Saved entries
━━━━━━━━

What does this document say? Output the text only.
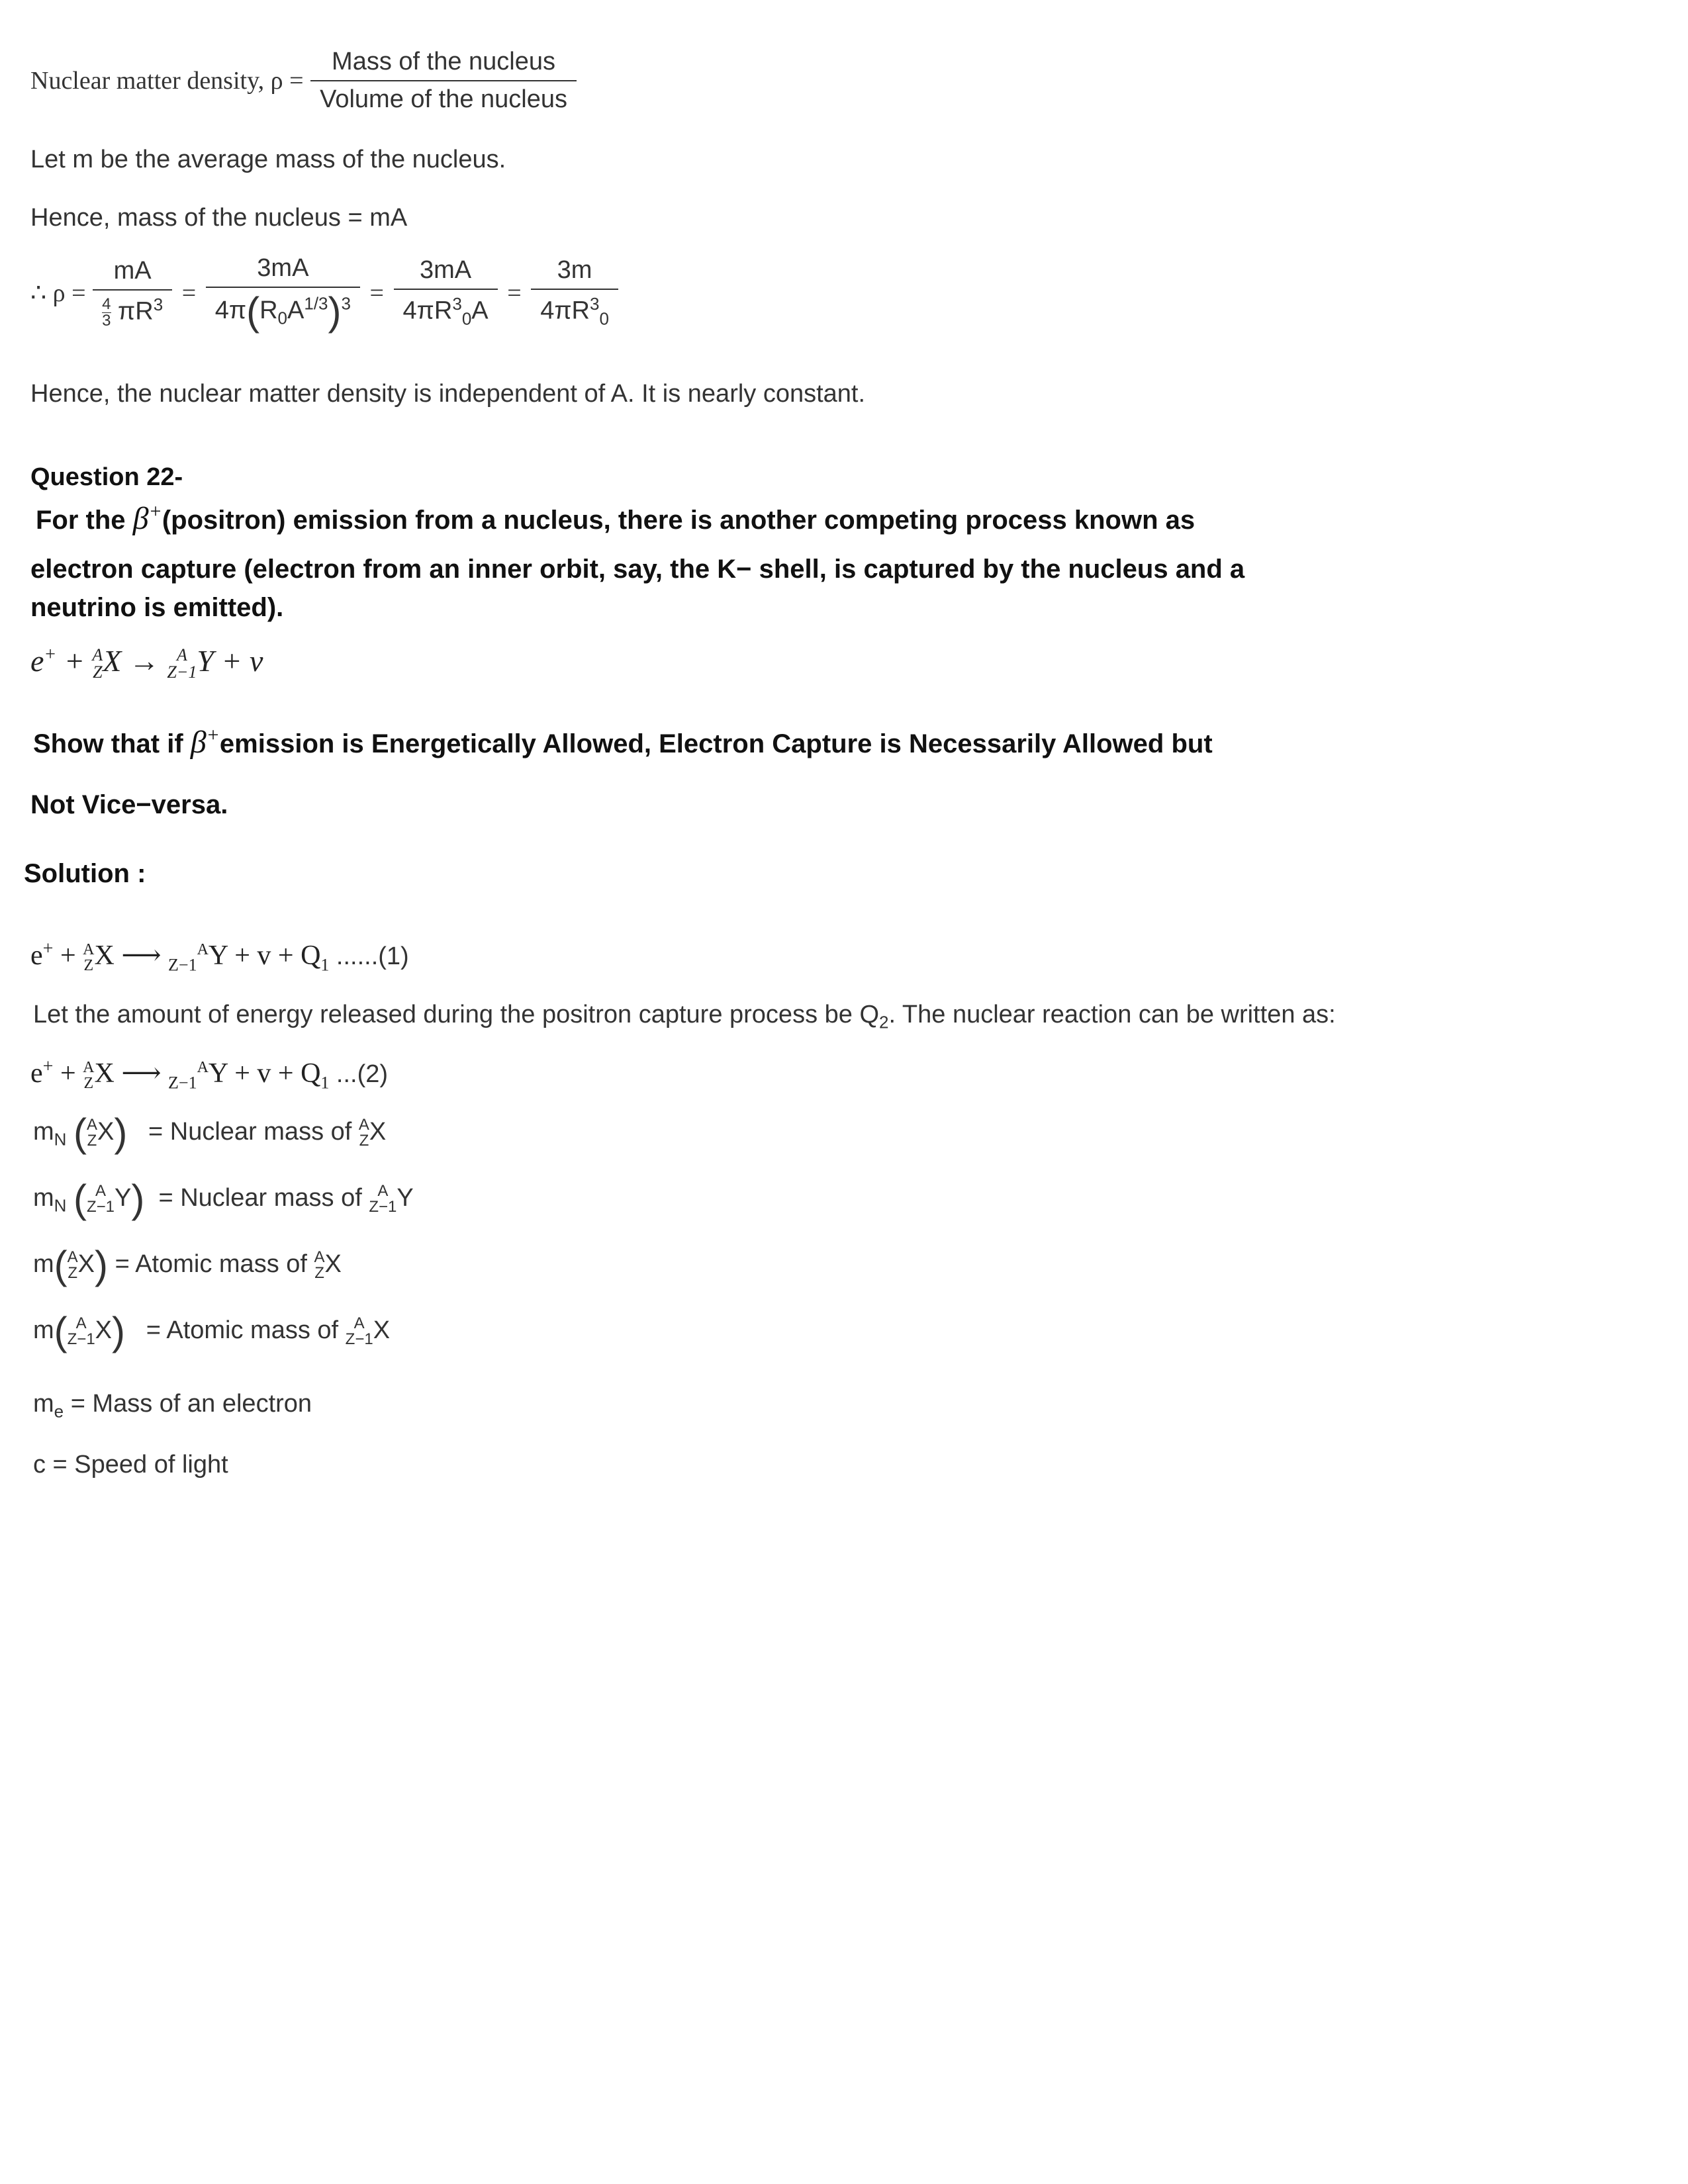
Nuclear matter density, $\rho = \frac{\text{Mass of the nucleus}}{\text{Volume of the nucleus}}$
Let m be the average mass of the nucleus.
Hence, mass of the nucleus = mA
∴ $\rho = \frac{mA}{\frac{4}{3} \pi R^3} = \frac{3mA}{4\pi(R_0A^{1/3})^3} = \frac{3mA}{4\pi R^3_0A} = \frac{3m}{4\pi R^3_0}$
Hence, the nuclear matter density is independent of A. It is nearly constant.
Question 22-
For the β+(positron) emission from a nucleus, there is another competing process known as
electron capture (electron from an inner orbit, say, the K− shell, is captured by the nucleus and a
neutrino is emitted).
e+ + A
Z X → A
Z−1 Y + ν
Show that if β+emission is Energetically Allowed, Electron Capture is Necessarily Allowed but
Not Vice−versa.
Solution :
e+ + A
Z X ⟶ $_{Z-1}$
A
$Y + v + Q_1$ ......(1)
Let the amount of energy released during the positron capture process be $Q_2$. The nuclear reaction can be written as:
e+ + A
Z X ⟶ $_{Z-1}$
A
$Y + v + Q_1$ ...(2)
$m_N$ ( A
Z X) = Nuclear mass of A
Z X
$m_N$ ( A
Z−1 Y) = Nuclear mass of A
Z−1 Y
m( A
Z X) = Atomic mass of A
Z X
m( A
Z−1 X) = Atomic mass of A
Z−1 X
$m_e$ = Mass of an electron
c = Speed of light
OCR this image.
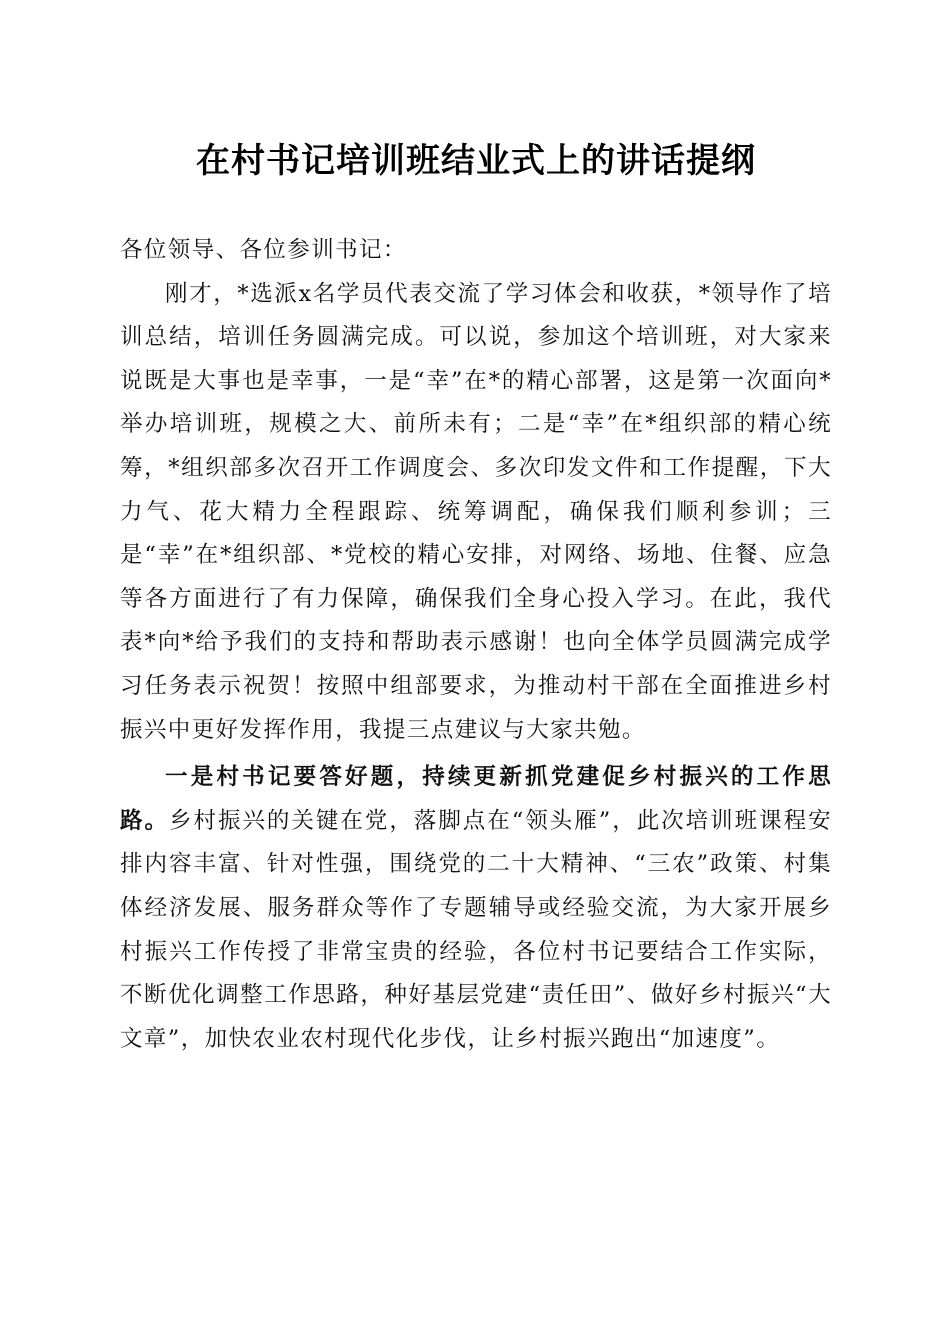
在村书记培训班结业式上的讲话提纲

各位领导、各位参训书记：

刚才，*选派x名学员代表交流了学习体会和收获，*领导作了培训总结，培训任务圆满完成。可以说，参加这个培训班，对大家来说既是大事也是幸事，一是“幸”在*的精心部署，这是第一次面向*举办培训班，规模之大、前所未有；二是“幸”在*组织部的精心统筹，*组织部多次召开工作调度会、多次印发文件和工作提醒，下大力气、花大精力全程跟踪、统筹调配，确保我们顺利参训；三是“幸”在*组织部、*党校的精心安排，对网络、场地、住餐、应急等各方面进行了有力保障，确保我们全身心投入学习。在此，我代表*向*给予我们的支持和帮助表示感谢！也向全体学员圆满完成学习任务表示祝贺！按照中组部要求，为推动村干部在全面推进乡村振兴中更好发挥作用，我提三点建议与大家共勉。

一是村书记要答好题，持续更新抓党建促乡村振兴的工作思路。乡村振兴的关键在党，落脚点在“领头雁”，此次培训班课程安排内容丰富、针对性强，围绕党的二十大精神、“三农”政策、村集体经济发展、服务群众等作了专题辅导或经验交流，为大家开展乡村振兴工作传授了非常宝贵的经验，各位村书记要结合工作实际，不断优化调整工作思路，种好基层党建“责任田”、做好乡村振兴“大文章”，加快农业农村现代化步伐，让乡村振兴跑出“加速度”。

━━━━━━━━

## The problem
Skip every picture and transcribe the data above exactly.

## Final result
What does this document say? Output the text only.
Nuclear matter density, $\rho = \frac{\text{Mass of the nucleus}}{\text{Volume of the nucleus}}$
Let m be the average mass of the nucleus.
Hence, mass of the nucleus = mA
∴ $\rho = \frac{mA}{\frac{4}{3} \pi R^3} = \frac{3mA}{4\pi(R_0A^{1/3})^3} = \frac{3mA}{4\pi R^3_0A} = \frac{3m}{4\pi R^3_0}$
Hence, the nuclear matter density is independent of A. It is nearly constant.
Question 22-
For the β+(positron) emission from a nucleus, there is another competing process known as
electron capture (electron from an inner orbit, say, the K− shell, is captured by the nucleus and a
neutrino is emitted).
e+ + A
Z X → A
Z−1 Y + ν
Show that if β+emission is Energetically Allowed, Electron Capture is Necessarily Allowed but
Not Vice−versa.
Solution :
e+ + A
Z X ⟶ $_{Z-1}$
A
$Y + v + Q_1$ ......(1)
Let the amount of energy released during the positron capture process be $Q_2$. The nuclear reaction can be written as:
e+ + A
Z X ⟶ $_{Z-1}$
A
$Y + v + Q_1$ ...(2)
$m_N$ ( A
Z X) = Nuclear mass of A
Z X
$m_N$ ( A
Z−1 Y) = Nuclear mass of A
Z−1 Y
m( A
Z X) = Atomic mass of A
Z X
m( A
Z−1 X) = Atomic mass of A
Z−1 X
$m_e$ = Mass of an electron
c = Speed of light
OCR this image.
在村书记培训班结业式上的讲话提纲

各位领导、各位参训书记：

刚才，*选派x名学员代表交流了学习体会和收获，*领导作了培训总结，培训任务圆满完成。可以说，参加这个培训班，对大家来说既是大事也是幸事，一是“幸”在*的精心部署，这是第一次面向*举办培训班，规模之大、前所未有；二是“幸”在*组织部的精心统筹，*组织部多次召开工作调度会、多次印发文件和工作提醒，下大力气、花大精力全程跟踪、统筹调配，确保我们顺利参训；三是“幸”在*组织部、*党校的精心安排，对网络、场地、住餐、应急等各方面进行了有力保障，确保我们全身心投入学习。在此，我代表*向*给予我们的支持和帮助表示感谢！也向全体学员圆满完成学习任务表示祝贺！按照中组部要求，为推动村干部在全面推进乡村振兴中更好发挥作用，我提三点建议与大家共勉。

一是村书记要答好题，持续更新抓党建促乡村振兴的工作思路。乡村振兴的关键在党，落脚点在“领头雁”，此次培训班课程安排内容丰富、针对性强，围绕党的二十大精神、“三农”政策、村集体经济发展、服务群众等作了专题辅导或经验交流，为大家开展乡村振兴工作传授了非常宝贵的经验，各位村书记要结合工作实际，不断优化调整工作思路，种好基层党建“责任田”、做好乡村振兴“大文章”，加快农业农村现代化步伐，让乡村振兴跑出“加速度”。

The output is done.